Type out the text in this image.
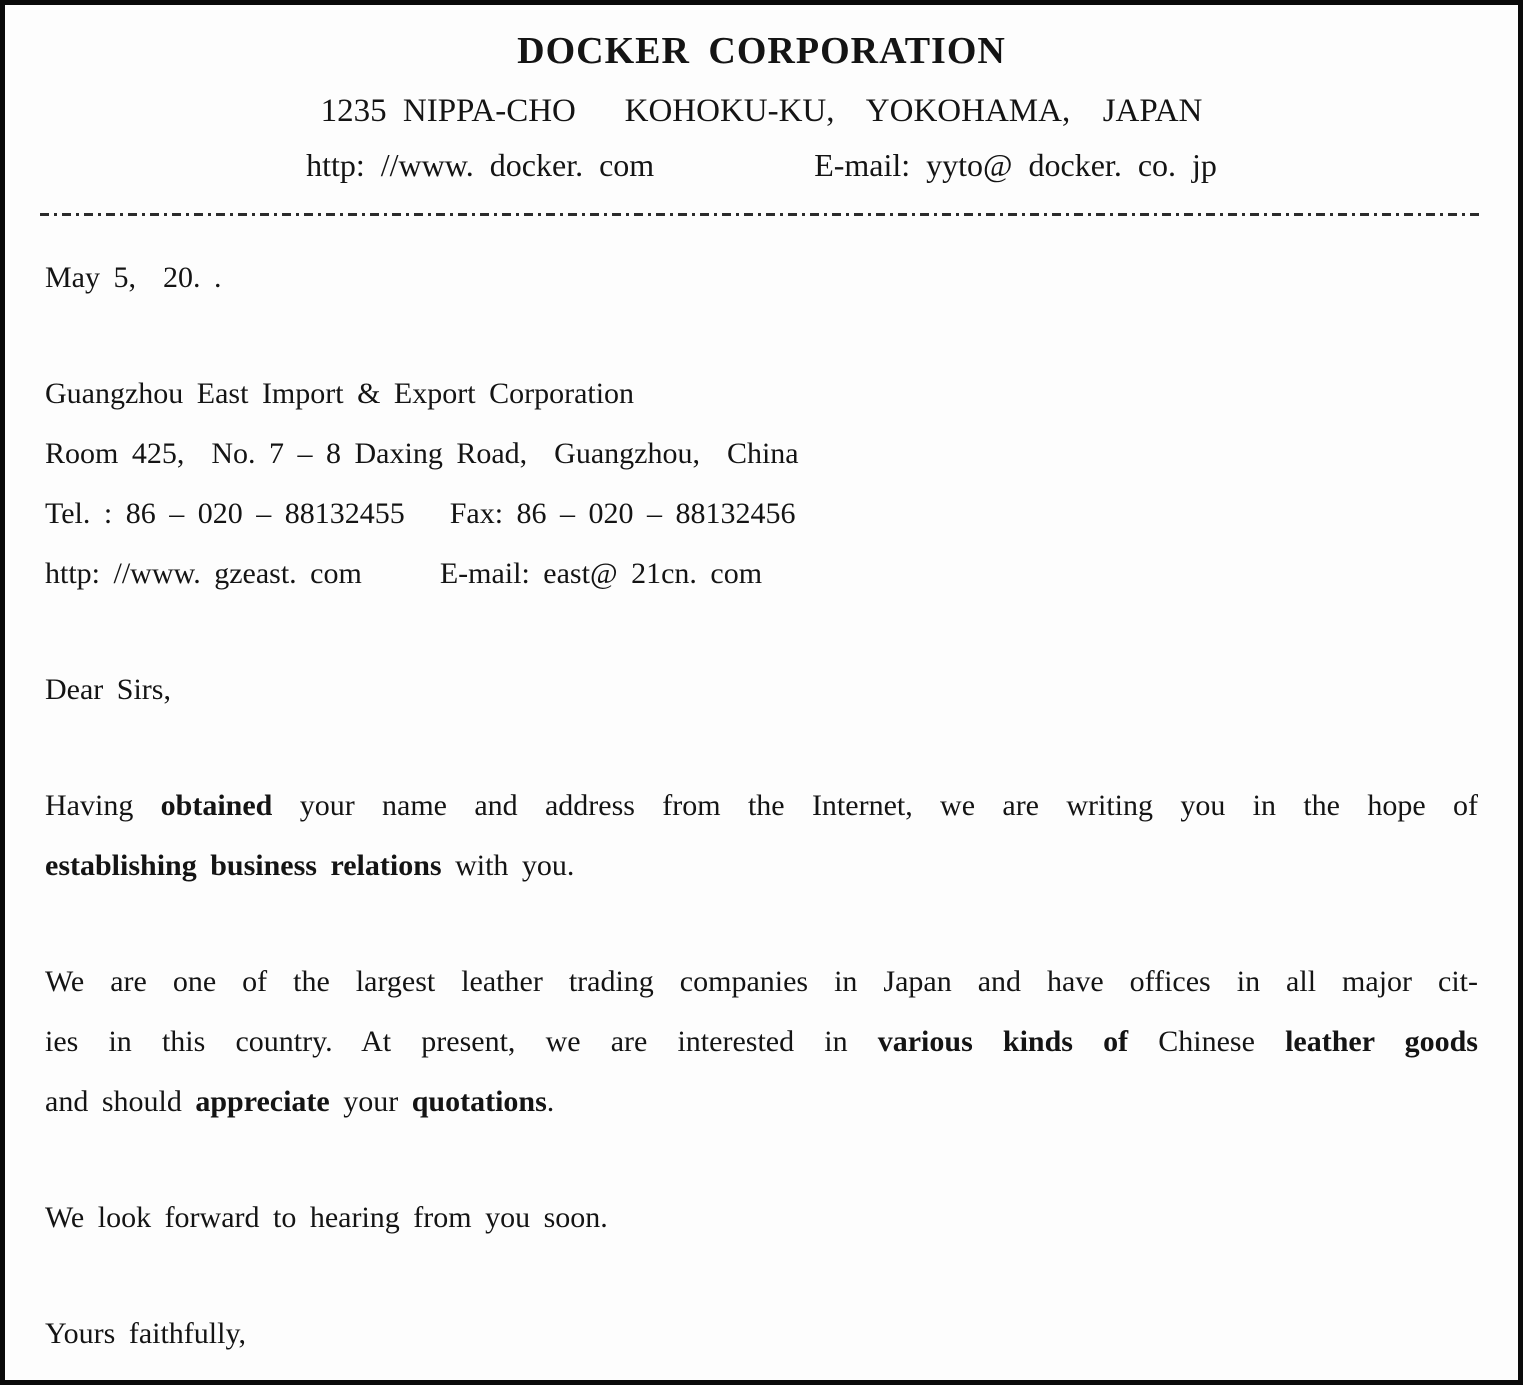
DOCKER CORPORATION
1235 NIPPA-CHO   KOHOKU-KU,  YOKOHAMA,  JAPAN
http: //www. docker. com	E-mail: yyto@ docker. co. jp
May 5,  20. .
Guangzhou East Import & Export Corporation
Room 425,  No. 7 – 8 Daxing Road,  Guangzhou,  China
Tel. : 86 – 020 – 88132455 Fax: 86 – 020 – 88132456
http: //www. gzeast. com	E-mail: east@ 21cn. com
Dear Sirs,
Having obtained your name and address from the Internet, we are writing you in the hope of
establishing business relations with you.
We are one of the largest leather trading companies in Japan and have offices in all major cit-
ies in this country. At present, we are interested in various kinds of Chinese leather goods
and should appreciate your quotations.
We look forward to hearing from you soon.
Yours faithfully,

--

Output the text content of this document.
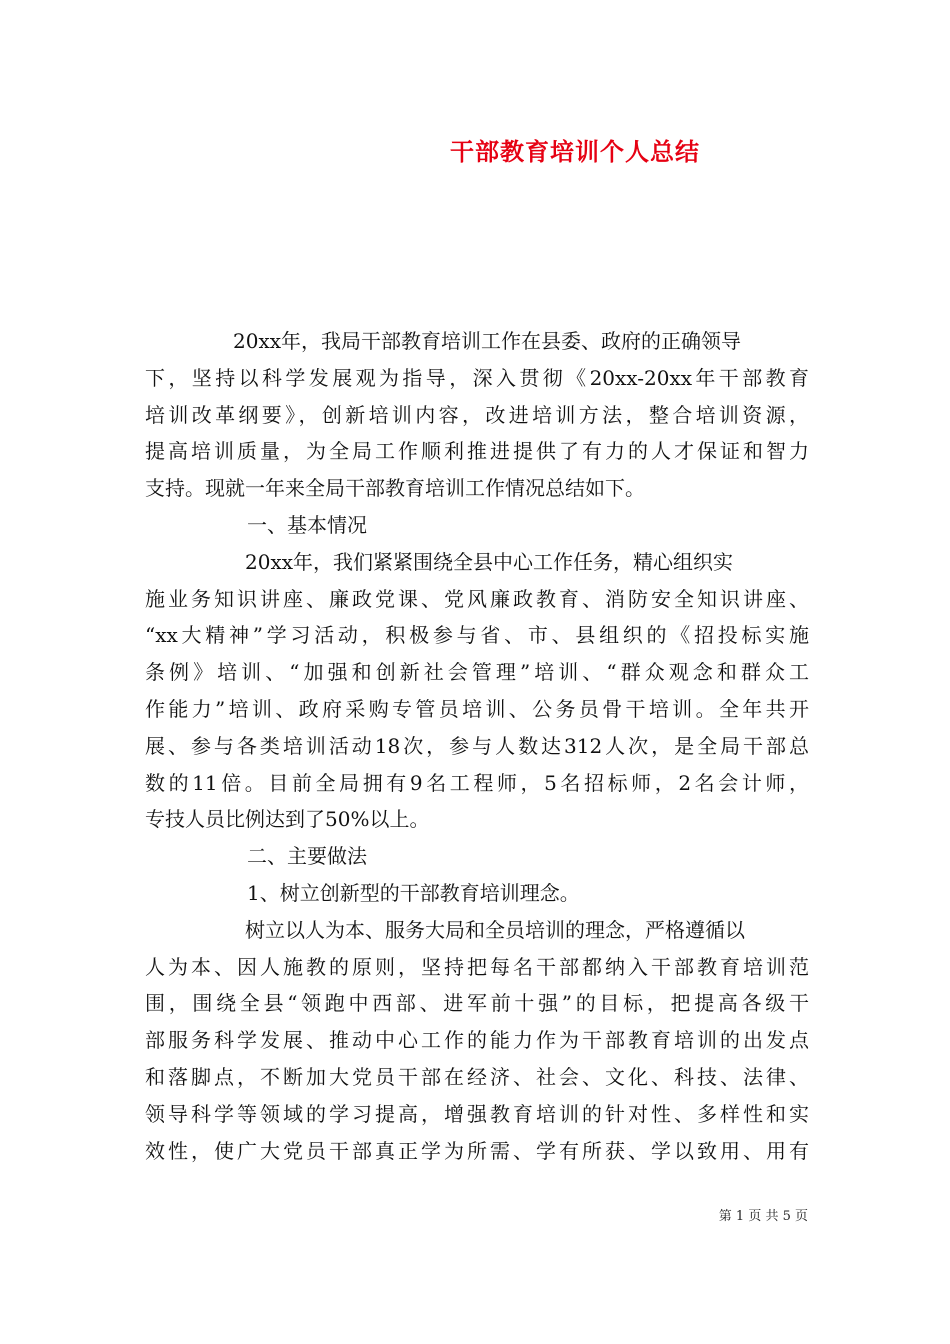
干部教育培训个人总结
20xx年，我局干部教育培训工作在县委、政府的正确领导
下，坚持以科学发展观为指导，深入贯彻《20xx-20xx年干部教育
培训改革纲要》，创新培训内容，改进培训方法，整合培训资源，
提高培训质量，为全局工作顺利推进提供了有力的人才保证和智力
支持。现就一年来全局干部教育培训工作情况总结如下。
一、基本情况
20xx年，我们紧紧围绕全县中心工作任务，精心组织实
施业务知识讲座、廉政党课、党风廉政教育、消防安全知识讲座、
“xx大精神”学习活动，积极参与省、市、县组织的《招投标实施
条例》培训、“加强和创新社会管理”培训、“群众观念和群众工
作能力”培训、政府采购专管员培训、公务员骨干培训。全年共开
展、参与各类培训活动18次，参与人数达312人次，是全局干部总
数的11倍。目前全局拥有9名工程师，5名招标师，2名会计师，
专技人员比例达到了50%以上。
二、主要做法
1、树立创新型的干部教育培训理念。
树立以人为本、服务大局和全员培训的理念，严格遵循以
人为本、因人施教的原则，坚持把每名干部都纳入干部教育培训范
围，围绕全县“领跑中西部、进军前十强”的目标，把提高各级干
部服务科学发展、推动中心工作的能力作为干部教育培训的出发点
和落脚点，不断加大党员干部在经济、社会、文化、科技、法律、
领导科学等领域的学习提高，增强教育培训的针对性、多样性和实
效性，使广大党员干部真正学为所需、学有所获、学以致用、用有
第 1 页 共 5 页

▶ **DESCRIPTION OF THE TASK**: Take each line containing the string "from" and copy it out.

▶ **RIGHT ANSWER**:
Having obtained your name and address from the Internet, we are writing you in the hope of
We look forward to hearing from you soon.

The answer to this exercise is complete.